══ RECORD SET ══

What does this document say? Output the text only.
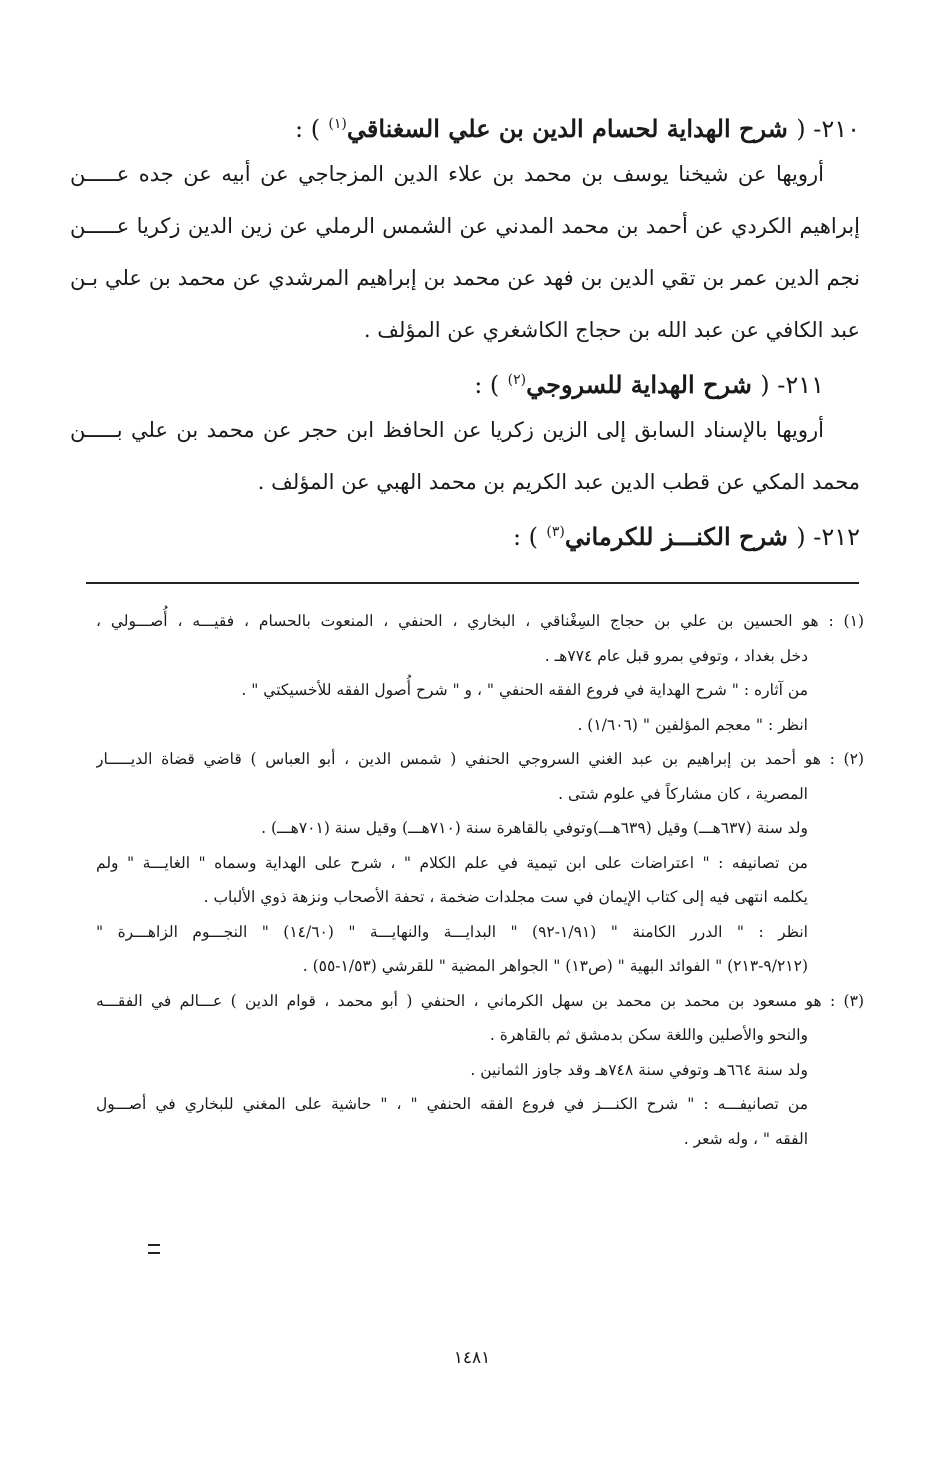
٢١٠- ( شرح الهداية لحسام الدين بن علي السغناقي$^{(١)}$ ) :
أرويها عن شيخنا يوسف بن محمد بن علاء الدين المزجاجي عن أبيه عن جده عـــــن
إبراهيم الكردي عن أحمد بن محمد المدني عن الشمس الرملي عن زين الدين زكريا عـــــن
نجم الدين عمر بن تقي الدين بن فهد عن محمد بن إبراهيم المرشدي عن محمد بن علي بـن
عبد الكافي عن عبد الله بن حجاج الكاشغري عن المؤلف .
٢١١- ( شرح الهداية للسروجي$^{(٢)}$ ) :
أرويها بالإسناد السابق إلى الزين زكريا عن الحافظ ابن حجر عن محمد بن علي بـــــن
محمد المكي عن قطب الدين عبد الكريم بن محمد الهبي عن المؤلف .
٢١٢- ( شرح الكنـــز للكرماني$^{(٣)}$ ) :
(١) : هو الحسين بن علي بن حجاج السِغْناقي ، البخاري ، الحنفي ، المنعوت بالحسام ، فقيـــه ، أُصـــولي ،
دخل بغداد ، وتوفي بمرو قبل عام ٧٧٤هـ .
من آثاره : " شرح الهداية في فروع الفقه الحنفي " ، و " شرح أُصول الفقه للأخسيكتي " .
انظر : " معجم المؤلفين " (١/٦٠٦) .
(٢) : هو أحمد بن إبراهيم بن عبد الغني السروجي الحنفي ( شمس الدين ، أبو العباس ) قاضي قضاة الديـــــار
المصرية ، كان مشاركاً في علوم شتى .
ولد سنة (٦٣٧هـــ) وقيل (٦٣٩هـــ)وتوفي بالقاهرة سنة (٧١٠هـــ) وقيل سنة (٧٠١هـــ) .
من تصانيفه : " اعتراضات على ابن تيمية في علم الكلام " ، شرح على الهداية وسماه " الغايـــة " ولم
يكلمه انتهى فيه إلى كتاب الإيمان في ست مجلدات ضخمة ، تحفة الأصحاب ونزهة ذوي الألباب .
انظر : " الدرر الكامنة " (١/٩١-٩٢) " البدايـــة والنهايـــة " (١٤/٦٠) " النجـــوم الزاهـــرة "
(٩/٢١٢-٢١٣) " الفوائد البهية " (ص١٣) " الجواهر المضية " للقرشي (١/٥٣-٥٥) .
(٣) : هو مسعود بن محمد بن محمد بن سهل الكرماني ، الحنفي ( أبو محمد ، قوام الدين ) عـــالم في الفقـــه
والنحو والأصلين واللغة سكن بدمشق ثم بالقاهرة .
ولد سنة ٦٦٤هـ وتوفي سنة ٧٤٨هـ وقد جاوز الثمانين .
من تصانيفـــه : " شرح الكنـــز في فروع الفقه الحنفي " ، " حاشية على المغني للبخاري في أصـــول
الفقه " ، وله شعر .
١٤٨١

═══

Transcribe the preceding listing in its entirety and with exact wording, leaving out pictures.

What does this document say? Output the text only.
٢١٠- ( شرح الهداية لحسام الدين بن علي السغناقي$^{(١)}$ ) :
أرويها عن شيخنا يوسف بن محمد بن علاء الدين المزجاجي عن أبيه عن جده عـــــن
إبراهيم الكردي عن أحمد بن محمد المدني عن الشمس الرملي عن زين الدين زكريا عـــــن
نجم الدين عمر بن تقي الدين بن فهد عن محمد بن إبراهيم المرشدي عن محمد بن علي بـن
عبد الكافي عن عبد الله بن حجاج الكاشغري عن المؤلف .
٢١١- ( شرح الهداية للسروجي$^{(٢)}$ ) :
أرويها بالإسناد السابق إلى الزين زكريا عن الحافظ ابن حجر عن محمد بن علي بـــــن
محمد المكي عن قطب الدين عبد الكريم بن محمد الهبي عن المؤلف .
٢١٢- ( شرح الكنـــز للكرماني$^{(٣)}$ ) :
(١) : هو الحسين بن علي بن حجاج السِغْناقي ، البخاري ، الحنفي ، المنعوت بالحسام ، فقيـــه ، أُصـــولي ،
دخل بغداد ، وتوفي بمرو قبل عام ٧٧٤هـ .
من آثاره : " شرح الهداية في فروع الفقه الحنفي " ، و " شرح أُصول الفقه للأخسيكتي " .
انظر : " معجم المؤلفين " (١/٦٠٦) .
(٢) : هو أحمد بن إبراهيم بن عبد الغني السروجي الحنفي ( شمس الدين ، أبو العباس ) قاضي قضاة الديـــــار
المصرية ، كان مشاركاً في علوم شتى .
ولد سنة (٦٣٧هـــ) وقيل (٦٣٩هـــ)وتوفي بالقاهرة سنة (٧١٠هـــ) وقيل سنة (٧٠١هـــ) .
من تصانيفه : " اعتراضات على ابن تيمية في علم الكلام " ، شرح على الهداية وسماه " الغايـــة " ولم
يكلمه انتهى فيه إلى كتاب الإيمان في ست مجلدات ضخمة ، تحفة الأصحاب ونزهة ذوي الألباب .
انظر : " الدرر الكامنة " (١/٩١-٩٢) " البدايـــة والنهايـــة " (١٤/٦٠) " النجـــوم الزاهـــرة "
(٩/٢١٢-٢١٣) " الفوائد البهية " (ص١٣) " الجواهر المضية " للقرشي (١/٥٣-٥٥) .
(٣) : هو مسعود بن محمد بن محمد بن سهل الكرماني ، الحنفي ( أبو محمد ، قوام الدين ) عـــالم في الفقـــه
والنحو والأصلين واللغة سكن بدمشق ثم بالقاهرة .
ولد سنة ٦٦٤هـ وتوفي سنة ٧٤٨هـ وقد جاوز الثمانين .
من تصانيفـــه : " شرح الكنـــز في فروع الفقه الحنفي " ، " حاشية على المغني للبخاري في أصـــول
الفقه " ، وله شعر .
١٤٨١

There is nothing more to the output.